## Stored data:
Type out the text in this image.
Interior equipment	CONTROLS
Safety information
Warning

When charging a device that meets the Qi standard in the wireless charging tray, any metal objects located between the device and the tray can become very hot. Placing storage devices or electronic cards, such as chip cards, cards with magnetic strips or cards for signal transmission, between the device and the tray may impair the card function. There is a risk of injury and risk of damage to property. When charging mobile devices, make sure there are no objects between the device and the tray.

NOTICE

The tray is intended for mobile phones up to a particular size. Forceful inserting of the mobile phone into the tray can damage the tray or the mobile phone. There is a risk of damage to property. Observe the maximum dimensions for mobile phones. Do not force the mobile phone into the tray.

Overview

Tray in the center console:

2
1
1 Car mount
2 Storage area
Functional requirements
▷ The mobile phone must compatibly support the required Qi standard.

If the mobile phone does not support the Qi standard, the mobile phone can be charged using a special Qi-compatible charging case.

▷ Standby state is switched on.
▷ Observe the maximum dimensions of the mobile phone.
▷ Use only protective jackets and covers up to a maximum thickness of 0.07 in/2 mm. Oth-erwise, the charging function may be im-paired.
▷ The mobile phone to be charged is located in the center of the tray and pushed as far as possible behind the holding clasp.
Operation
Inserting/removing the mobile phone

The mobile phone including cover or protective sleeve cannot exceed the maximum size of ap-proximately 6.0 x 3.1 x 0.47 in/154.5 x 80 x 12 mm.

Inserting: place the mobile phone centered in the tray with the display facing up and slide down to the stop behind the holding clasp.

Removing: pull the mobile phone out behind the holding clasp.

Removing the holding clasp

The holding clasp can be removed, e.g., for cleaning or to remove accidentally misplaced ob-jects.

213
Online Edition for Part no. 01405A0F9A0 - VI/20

## Exercise description:
Copy each line of the listing that contains the string "charging".

## Finished task:
When charging a device that meets the Qi standard in the wireless charging tray, any metal objects located between the device and the tray can become very hot. Placing storage devices or electronic cards, such as chip cards, cards with magnetic strips or cards for signal transmission, between the device and the tray may impair the card function. There is a risk of injury and risk of damage to property. When charging mobile devices, make sure there are no objects between the device and the tray.
If the mobile phone does not support the Qi standard, the mobile phone can be charged using a special Qi-compatible charging case.
▷ Use only protective jackets and covers up to a maximum thickness of 0.07 in/2 mm. Oth-erwise, the charging function may be im-paired.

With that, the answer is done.